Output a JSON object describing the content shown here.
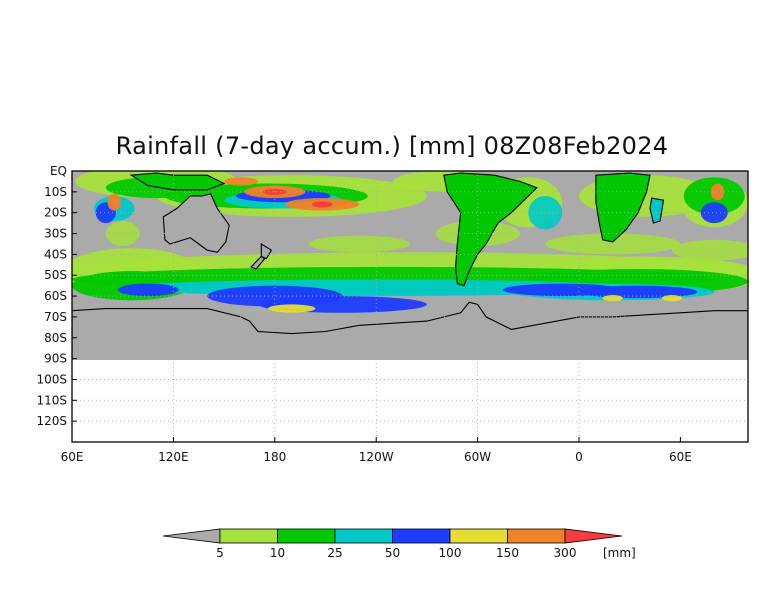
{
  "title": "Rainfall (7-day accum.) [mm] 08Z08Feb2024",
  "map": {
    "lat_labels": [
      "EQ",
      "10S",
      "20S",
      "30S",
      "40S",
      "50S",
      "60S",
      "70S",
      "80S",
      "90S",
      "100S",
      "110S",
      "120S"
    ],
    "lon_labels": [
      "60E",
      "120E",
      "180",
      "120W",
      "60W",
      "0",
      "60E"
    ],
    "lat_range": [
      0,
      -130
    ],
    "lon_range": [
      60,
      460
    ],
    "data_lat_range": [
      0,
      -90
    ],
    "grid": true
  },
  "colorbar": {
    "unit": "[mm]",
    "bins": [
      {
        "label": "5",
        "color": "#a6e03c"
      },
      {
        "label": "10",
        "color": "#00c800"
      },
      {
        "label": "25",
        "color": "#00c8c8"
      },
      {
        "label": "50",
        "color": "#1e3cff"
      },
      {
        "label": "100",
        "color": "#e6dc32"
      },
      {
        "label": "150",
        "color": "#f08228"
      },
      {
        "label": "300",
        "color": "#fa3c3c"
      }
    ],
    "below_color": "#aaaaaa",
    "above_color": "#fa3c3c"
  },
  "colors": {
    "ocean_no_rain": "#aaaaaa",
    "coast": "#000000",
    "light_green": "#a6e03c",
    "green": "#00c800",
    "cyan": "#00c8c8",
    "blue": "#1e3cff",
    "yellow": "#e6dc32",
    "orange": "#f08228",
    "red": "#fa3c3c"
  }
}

---

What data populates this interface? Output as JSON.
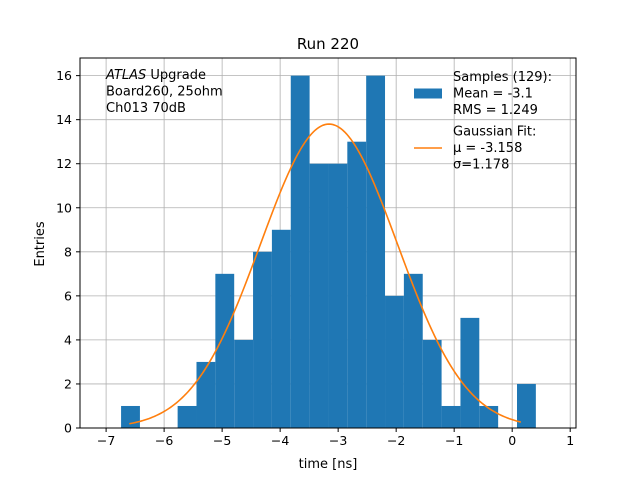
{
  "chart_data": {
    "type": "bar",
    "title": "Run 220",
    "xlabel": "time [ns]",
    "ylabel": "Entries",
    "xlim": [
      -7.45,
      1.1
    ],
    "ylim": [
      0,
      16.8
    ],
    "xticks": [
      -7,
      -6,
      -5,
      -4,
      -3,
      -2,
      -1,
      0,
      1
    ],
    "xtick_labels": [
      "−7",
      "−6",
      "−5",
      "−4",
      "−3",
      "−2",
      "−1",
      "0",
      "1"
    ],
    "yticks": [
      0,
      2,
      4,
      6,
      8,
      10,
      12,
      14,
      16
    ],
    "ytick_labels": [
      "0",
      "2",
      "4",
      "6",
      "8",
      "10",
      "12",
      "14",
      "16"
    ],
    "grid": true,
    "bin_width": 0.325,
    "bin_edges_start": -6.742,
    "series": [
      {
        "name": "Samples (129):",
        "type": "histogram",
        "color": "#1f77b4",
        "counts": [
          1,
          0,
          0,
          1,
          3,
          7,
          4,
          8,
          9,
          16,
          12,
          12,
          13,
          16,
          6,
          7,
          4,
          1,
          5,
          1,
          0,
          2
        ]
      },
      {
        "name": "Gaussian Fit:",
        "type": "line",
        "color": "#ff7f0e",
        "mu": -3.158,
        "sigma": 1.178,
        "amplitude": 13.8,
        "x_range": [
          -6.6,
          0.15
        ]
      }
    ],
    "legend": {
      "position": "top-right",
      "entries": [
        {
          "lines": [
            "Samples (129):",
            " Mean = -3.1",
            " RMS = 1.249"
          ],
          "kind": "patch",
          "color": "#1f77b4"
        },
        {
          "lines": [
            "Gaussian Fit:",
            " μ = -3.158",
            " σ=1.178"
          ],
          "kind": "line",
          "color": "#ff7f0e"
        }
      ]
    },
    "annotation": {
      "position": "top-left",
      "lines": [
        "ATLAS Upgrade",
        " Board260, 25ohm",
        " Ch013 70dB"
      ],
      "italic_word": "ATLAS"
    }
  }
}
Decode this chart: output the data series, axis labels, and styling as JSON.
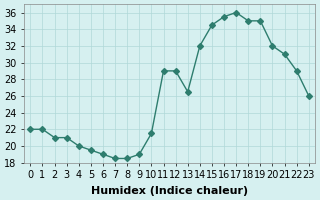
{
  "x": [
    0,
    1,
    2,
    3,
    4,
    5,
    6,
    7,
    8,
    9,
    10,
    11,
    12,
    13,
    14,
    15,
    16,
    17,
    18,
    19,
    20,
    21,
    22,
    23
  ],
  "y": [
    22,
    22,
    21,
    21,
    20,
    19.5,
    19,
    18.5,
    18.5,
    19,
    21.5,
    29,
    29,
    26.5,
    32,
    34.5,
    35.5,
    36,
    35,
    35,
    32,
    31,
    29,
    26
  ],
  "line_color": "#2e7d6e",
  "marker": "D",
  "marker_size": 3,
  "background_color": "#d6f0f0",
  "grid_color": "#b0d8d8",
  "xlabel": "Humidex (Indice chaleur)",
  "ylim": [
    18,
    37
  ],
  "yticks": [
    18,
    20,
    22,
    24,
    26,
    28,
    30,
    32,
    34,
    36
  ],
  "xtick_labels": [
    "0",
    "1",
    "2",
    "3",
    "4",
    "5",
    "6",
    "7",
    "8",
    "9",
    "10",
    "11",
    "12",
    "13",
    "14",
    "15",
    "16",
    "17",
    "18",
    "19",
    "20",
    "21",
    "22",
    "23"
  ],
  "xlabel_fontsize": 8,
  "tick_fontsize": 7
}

---

> _What the exercise asks_: Show every line of the records above that contains the word "this".

> _Output of the exercise_:
What data populates this interface? Output as JSON.
Decode this chart: output the data series, axis labels, and styling as JSON.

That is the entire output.